> **WHAT THIS TASK INVOLVES**
Pull out all lines from the listing below in which the word "were" appears.

## begin DATA FOR PROCESSING

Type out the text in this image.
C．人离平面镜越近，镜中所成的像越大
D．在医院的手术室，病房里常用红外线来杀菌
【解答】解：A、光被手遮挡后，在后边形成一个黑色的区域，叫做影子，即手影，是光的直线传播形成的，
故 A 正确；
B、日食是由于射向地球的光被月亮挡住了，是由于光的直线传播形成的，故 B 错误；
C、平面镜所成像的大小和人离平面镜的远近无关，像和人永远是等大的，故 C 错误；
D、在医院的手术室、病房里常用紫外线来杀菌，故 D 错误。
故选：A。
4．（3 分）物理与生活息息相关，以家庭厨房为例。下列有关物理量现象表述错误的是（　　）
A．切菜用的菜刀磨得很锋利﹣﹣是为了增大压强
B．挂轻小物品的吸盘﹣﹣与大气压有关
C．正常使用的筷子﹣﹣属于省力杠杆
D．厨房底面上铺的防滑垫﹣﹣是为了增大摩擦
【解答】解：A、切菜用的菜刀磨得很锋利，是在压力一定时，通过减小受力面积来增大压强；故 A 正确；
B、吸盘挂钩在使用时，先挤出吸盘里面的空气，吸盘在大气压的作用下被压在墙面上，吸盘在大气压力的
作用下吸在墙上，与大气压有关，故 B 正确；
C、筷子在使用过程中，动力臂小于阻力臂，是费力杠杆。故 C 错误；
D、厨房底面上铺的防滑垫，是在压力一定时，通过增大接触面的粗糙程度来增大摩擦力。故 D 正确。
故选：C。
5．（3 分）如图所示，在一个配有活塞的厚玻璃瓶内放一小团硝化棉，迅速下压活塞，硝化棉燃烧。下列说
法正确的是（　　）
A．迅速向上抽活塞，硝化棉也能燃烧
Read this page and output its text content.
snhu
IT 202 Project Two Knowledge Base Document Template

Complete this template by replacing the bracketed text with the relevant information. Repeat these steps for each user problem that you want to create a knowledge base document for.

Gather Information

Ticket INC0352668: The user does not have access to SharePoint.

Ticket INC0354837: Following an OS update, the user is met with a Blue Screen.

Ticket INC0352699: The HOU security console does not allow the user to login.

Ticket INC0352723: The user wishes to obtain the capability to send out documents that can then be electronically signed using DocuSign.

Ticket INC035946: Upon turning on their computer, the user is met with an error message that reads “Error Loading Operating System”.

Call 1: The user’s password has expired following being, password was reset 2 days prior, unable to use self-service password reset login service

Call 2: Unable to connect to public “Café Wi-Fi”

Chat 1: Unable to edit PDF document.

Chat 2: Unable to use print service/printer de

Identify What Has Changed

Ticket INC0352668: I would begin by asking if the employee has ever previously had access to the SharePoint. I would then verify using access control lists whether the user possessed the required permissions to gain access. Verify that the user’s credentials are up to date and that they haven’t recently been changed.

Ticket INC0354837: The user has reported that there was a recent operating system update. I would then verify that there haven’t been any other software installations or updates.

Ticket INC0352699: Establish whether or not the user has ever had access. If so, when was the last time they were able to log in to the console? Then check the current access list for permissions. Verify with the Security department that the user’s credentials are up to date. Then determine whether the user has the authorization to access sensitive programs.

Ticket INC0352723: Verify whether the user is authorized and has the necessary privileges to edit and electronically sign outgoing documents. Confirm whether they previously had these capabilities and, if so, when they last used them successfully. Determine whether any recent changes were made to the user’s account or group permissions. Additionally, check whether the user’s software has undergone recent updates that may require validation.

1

## end DATA FOR PROCESSING

> **SOLUTION**
Ticket INC0352699: Establish whether or not the user has ever had access. If so, when was the last time they were able to log in to the console? Then check the current access list for permissions. Verify with the Security department that the user’s credentials are up to date. Then determine whether the user has the authorization to access sensitive programs.
Ticket INC0352723: Verify whether the user is authorized and has the necessary privileges to edit and electronically sign outgoing documents. Confirm whether they previously had these capabilities and, if so, when they last used them successfully. Determine whether any recent changes were made to the user’s account or group permissions. Additionally, check whether the user’s software has undergone recent updates that may require validation.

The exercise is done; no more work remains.